To do: Whenever a line below holds the word "Rests", copy that line.

%%

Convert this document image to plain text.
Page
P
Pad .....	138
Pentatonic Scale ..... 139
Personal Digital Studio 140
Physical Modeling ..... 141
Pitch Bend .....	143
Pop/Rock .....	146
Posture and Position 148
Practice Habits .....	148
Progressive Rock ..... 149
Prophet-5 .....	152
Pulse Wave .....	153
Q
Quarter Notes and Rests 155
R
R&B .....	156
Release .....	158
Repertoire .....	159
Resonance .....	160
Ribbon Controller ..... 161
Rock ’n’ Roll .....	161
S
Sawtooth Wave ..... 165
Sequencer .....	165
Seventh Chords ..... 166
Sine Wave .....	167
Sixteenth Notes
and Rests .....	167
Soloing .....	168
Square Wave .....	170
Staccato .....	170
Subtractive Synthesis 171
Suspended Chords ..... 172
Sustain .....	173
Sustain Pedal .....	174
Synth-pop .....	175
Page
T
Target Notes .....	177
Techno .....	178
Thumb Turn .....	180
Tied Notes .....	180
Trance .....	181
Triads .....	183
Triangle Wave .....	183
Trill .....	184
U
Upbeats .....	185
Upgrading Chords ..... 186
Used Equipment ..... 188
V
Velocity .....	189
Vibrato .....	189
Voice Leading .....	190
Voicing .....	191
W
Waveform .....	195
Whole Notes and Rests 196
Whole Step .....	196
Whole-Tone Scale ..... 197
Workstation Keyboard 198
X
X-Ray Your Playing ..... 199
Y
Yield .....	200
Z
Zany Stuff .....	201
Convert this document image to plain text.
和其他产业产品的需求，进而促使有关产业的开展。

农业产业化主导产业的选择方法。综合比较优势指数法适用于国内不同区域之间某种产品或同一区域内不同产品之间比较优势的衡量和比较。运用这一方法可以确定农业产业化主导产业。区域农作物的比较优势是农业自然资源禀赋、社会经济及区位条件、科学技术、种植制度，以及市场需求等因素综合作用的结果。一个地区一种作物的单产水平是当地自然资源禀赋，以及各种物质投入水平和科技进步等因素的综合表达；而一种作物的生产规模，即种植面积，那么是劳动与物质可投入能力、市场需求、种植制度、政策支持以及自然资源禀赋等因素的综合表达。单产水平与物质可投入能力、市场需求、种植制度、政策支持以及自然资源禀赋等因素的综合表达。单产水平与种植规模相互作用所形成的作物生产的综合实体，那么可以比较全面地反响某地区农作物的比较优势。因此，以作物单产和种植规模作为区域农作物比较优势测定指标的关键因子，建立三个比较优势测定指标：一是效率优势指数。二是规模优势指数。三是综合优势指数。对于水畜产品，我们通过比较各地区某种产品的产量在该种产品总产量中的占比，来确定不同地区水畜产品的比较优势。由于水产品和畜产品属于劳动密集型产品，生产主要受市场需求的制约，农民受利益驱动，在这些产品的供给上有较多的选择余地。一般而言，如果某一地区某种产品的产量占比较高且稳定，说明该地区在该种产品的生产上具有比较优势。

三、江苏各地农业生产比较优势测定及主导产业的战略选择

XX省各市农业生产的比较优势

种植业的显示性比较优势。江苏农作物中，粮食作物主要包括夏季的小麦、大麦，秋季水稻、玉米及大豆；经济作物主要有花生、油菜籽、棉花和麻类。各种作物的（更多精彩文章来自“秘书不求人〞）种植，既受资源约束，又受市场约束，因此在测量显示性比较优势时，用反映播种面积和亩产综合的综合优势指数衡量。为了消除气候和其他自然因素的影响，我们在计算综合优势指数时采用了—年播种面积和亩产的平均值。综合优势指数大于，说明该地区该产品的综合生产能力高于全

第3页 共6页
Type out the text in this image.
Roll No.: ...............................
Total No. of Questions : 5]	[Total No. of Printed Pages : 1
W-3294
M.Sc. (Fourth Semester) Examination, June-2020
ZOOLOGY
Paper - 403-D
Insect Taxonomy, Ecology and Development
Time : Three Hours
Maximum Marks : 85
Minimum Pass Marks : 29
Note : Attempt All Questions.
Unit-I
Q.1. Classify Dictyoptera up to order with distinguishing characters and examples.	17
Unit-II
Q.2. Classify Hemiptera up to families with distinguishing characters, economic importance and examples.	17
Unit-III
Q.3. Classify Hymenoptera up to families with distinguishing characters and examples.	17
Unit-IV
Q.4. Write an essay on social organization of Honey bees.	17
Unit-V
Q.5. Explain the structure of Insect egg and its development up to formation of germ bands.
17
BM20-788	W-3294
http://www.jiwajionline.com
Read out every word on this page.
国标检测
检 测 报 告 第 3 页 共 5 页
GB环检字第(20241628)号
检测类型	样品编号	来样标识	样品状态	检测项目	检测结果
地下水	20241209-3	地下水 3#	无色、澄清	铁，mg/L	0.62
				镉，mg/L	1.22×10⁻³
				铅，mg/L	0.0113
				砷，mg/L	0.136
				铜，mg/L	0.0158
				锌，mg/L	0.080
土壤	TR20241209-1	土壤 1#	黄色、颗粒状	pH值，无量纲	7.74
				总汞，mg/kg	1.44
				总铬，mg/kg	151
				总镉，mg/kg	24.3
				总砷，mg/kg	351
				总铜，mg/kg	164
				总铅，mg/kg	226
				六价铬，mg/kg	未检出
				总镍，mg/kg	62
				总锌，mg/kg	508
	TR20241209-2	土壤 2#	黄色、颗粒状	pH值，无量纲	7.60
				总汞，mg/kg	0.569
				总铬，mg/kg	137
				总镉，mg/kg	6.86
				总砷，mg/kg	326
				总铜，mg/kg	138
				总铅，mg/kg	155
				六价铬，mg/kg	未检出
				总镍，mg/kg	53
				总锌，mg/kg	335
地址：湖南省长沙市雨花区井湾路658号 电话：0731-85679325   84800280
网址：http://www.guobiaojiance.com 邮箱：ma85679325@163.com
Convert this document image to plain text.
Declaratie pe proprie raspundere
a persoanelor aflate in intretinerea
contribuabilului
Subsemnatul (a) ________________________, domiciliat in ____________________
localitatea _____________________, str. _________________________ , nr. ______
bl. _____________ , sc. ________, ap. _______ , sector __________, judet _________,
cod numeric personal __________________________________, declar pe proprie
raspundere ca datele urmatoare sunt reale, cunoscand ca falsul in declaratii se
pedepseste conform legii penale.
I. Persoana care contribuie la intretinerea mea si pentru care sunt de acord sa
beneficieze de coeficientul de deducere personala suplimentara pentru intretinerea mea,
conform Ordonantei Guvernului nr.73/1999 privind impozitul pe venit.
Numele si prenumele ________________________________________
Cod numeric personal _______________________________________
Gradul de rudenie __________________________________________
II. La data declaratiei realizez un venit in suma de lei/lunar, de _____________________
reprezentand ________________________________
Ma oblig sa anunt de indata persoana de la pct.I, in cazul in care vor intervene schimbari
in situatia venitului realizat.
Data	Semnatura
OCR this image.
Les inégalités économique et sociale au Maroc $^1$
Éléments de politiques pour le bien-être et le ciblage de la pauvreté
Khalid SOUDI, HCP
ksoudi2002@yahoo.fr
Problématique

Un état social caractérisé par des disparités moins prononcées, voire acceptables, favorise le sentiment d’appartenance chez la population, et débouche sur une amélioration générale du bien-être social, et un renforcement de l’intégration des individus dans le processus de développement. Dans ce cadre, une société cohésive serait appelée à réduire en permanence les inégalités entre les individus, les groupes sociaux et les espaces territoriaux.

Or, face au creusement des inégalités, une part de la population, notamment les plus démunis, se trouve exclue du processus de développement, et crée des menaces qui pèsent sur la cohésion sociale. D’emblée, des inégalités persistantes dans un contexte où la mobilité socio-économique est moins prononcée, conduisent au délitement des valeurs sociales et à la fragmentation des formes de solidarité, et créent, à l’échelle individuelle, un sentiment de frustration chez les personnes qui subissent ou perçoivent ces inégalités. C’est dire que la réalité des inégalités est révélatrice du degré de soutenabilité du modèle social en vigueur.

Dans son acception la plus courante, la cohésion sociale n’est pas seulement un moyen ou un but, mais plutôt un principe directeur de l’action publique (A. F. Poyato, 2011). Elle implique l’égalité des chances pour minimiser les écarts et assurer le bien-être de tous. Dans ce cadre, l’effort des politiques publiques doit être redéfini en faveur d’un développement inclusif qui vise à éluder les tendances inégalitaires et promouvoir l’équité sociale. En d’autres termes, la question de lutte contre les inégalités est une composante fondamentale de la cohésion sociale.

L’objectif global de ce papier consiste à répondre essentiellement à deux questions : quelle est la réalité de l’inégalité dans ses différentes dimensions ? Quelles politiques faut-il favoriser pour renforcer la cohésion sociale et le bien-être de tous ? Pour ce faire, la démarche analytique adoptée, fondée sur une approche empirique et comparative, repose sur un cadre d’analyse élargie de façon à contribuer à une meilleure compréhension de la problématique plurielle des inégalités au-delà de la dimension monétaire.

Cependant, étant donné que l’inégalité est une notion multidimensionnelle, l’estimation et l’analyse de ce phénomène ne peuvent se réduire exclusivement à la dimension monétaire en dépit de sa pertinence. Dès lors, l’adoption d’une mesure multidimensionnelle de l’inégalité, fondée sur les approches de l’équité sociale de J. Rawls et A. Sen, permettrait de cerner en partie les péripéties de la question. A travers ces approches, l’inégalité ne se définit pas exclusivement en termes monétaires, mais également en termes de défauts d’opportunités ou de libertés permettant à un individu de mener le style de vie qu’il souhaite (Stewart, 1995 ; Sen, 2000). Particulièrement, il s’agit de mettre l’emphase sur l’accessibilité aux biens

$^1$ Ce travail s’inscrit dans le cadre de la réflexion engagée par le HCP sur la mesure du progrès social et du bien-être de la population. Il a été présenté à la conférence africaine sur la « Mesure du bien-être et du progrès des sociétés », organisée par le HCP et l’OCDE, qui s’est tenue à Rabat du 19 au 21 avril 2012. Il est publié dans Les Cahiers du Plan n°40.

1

%%

Response:
Quarter Notes and Rests 155
and Rests .....	167
Whole Notes and Rests 196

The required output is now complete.